Go through the lines below and copy each one that holds the string "address".

Raw records:
★ ★ ★ ★ ★ ★ ★

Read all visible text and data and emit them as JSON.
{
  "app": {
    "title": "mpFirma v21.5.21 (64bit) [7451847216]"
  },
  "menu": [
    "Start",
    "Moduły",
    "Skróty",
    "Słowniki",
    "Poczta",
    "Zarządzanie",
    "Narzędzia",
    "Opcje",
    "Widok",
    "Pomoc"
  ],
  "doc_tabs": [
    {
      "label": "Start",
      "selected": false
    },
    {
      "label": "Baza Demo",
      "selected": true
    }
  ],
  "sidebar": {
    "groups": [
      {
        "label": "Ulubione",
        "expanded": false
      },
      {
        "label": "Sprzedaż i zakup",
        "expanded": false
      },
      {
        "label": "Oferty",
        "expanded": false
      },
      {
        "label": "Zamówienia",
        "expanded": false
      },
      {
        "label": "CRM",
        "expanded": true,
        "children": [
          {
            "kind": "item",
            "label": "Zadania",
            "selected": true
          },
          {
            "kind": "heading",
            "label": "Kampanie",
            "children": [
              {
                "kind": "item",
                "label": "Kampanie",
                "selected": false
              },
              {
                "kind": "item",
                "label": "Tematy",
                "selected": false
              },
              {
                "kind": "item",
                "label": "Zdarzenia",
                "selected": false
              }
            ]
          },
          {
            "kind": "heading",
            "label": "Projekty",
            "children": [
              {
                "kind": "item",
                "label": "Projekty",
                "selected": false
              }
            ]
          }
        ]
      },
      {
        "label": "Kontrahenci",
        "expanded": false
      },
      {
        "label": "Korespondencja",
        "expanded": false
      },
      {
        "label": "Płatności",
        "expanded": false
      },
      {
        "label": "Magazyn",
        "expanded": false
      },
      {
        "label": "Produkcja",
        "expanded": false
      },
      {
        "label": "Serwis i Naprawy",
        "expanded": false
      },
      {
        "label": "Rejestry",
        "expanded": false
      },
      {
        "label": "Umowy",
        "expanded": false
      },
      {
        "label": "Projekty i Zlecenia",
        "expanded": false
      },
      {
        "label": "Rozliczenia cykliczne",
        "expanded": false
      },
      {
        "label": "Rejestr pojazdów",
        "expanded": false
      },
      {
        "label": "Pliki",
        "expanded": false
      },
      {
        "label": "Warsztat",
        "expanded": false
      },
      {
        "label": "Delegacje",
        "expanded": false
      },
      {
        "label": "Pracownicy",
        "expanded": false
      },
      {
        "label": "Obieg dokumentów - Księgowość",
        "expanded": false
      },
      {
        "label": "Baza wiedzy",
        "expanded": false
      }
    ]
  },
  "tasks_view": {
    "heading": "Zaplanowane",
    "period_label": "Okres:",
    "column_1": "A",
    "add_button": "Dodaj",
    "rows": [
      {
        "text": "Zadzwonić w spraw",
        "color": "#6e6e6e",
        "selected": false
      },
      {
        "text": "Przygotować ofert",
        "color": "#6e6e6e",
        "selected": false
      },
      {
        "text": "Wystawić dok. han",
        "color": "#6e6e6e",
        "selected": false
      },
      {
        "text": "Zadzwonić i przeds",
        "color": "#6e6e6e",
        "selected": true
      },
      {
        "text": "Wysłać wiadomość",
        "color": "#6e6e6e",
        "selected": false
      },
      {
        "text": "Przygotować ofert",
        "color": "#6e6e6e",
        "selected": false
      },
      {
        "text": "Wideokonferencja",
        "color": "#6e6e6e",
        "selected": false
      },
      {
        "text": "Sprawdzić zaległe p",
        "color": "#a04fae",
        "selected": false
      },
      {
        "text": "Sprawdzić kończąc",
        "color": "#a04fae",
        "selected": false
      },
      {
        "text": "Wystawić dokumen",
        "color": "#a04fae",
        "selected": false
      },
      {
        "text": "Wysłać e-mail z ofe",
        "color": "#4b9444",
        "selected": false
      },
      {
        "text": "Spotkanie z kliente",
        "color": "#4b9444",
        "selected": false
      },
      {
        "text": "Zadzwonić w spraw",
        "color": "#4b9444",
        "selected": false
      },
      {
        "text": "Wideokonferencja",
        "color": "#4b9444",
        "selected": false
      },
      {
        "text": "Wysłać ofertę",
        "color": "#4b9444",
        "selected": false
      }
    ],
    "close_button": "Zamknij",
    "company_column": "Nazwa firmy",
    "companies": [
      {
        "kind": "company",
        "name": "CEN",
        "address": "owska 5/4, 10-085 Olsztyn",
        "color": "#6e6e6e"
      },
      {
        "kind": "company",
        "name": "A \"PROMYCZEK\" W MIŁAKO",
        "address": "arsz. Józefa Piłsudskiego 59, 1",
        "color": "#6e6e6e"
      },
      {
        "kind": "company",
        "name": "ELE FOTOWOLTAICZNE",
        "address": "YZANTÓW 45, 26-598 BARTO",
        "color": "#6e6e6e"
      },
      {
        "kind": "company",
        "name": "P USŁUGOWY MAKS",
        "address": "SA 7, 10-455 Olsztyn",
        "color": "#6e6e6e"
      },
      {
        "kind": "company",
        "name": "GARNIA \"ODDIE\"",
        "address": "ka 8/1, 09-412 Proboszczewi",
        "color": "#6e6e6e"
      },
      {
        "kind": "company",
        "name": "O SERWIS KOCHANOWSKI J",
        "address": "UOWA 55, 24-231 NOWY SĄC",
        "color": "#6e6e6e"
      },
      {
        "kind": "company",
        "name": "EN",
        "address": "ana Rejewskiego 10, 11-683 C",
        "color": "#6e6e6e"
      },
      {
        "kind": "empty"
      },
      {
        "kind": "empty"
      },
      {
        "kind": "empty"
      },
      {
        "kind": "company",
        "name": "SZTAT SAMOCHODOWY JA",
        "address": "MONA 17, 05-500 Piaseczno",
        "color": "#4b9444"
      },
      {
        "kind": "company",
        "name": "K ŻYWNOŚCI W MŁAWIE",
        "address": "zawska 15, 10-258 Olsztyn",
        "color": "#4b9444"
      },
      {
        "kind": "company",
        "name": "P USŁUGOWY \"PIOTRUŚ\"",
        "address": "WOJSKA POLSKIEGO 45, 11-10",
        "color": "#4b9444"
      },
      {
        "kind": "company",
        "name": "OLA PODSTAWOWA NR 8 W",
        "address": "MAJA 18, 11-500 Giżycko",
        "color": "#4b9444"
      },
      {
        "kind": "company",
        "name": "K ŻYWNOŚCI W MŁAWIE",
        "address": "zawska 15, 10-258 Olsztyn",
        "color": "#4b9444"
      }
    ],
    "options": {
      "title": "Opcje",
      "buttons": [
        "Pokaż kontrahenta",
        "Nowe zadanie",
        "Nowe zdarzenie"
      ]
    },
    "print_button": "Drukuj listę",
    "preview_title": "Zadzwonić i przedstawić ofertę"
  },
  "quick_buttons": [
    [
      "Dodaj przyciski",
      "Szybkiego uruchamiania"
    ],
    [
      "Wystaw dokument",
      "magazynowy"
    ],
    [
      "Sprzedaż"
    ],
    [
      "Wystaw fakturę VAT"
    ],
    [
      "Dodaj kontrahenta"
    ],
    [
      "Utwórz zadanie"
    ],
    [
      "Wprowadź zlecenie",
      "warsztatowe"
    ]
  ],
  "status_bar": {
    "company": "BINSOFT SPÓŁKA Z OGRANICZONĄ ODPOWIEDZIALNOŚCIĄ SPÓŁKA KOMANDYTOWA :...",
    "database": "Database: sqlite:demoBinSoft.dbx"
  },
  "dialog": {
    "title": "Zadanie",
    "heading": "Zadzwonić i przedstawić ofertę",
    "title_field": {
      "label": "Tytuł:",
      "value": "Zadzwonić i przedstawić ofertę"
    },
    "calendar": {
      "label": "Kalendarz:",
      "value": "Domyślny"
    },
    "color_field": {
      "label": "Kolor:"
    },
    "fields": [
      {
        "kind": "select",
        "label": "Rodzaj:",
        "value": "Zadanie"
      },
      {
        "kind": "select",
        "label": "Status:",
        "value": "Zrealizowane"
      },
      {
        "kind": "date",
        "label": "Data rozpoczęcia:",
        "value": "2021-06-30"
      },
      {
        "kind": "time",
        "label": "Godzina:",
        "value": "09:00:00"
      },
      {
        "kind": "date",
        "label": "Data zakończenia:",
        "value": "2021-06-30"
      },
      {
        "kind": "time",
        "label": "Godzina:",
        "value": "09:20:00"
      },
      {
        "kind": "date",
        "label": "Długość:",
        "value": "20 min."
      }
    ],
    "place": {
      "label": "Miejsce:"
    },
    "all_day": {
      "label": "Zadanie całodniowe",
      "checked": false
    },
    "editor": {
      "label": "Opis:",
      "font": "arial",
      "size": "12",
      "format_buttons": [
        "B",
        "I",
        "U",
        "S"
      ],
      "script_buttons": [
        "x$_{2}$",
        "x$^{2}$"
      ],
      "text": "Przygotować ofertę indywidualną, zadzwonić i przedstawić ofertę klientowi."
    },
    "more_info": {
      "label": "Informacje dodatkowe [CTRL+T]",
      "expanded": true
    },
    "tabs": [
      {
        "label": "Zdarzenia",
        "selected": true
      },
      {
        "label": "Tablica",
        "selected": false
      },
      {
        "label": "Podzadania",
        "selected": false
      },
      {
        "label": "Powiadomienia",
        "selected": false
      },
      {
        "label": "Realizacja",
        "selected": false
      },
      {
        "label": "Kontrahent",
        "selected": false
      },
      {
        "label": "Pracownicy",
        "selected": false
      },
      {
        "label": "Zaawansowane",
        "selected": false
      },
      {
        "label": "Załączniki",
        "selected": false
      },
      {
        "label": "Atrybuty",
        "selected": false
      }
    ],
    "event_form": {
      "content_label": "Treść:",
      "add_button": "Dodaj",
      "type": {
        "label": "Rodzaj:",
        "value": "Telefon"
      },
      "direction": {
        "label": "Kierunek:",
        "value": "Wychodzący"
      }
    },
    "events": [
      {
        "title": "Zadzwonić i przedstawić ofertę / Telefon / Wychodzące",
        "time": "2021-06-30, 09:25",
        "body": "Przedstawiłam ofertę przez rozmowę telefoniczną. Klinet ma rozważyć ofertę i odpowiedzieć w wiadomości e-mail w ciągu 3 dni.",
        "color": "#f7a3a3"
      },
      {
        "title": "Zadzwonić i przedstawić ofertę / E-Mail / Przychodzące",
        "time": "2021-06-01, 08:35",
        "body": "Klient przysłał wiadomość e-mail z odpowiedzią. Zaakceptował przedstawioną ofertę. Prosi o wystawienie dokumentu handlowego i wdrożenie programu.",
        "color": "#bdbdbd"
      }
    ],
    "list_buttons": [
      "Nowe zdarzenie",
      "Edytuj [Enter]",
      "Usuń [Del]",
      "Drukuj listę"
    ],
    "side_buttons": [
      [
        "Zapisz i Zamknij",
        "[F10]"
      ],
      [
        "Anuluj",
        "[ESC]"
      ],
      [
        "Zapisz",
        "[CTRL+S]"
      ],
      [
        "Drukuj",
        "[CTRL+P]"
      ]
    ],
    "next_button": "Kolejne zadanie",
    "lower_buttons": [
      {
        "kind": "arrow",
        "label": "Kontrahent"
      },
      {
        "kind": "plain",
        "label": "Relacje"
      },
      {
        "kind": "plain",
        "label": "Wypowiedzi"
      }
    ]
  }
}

★ ★ ★ ★ ★ ★ ★

Response below:
        "address": "owska 5/4, 10-085 Olsztyn",
        "address": "arsz. Józefa Piłsudskiego 59, 1",
        "address": "YZANTÓW 45, 26-598 BARTO",
        "address": "SA 7, 10-455 Olsztyn",
        "address": "ka 8/1, 09-412 Proboszczewi",
        "address": "UOWA 55, 24-231 NOWY SĄC",
        "address": "ana Rejewskiego 10, 11-683 C",
        "address": "MONA 17, 05-500 Piaseczno",
        "address": "zawska 15, 10-258 Olsztyn",
        "address": "WOJSKA POLSKIEGO 45, 11-10",
        "address": "MAJA 18, 11-500 Giżycko",
        "address": "zawska 15, 10-258 Olsztyn",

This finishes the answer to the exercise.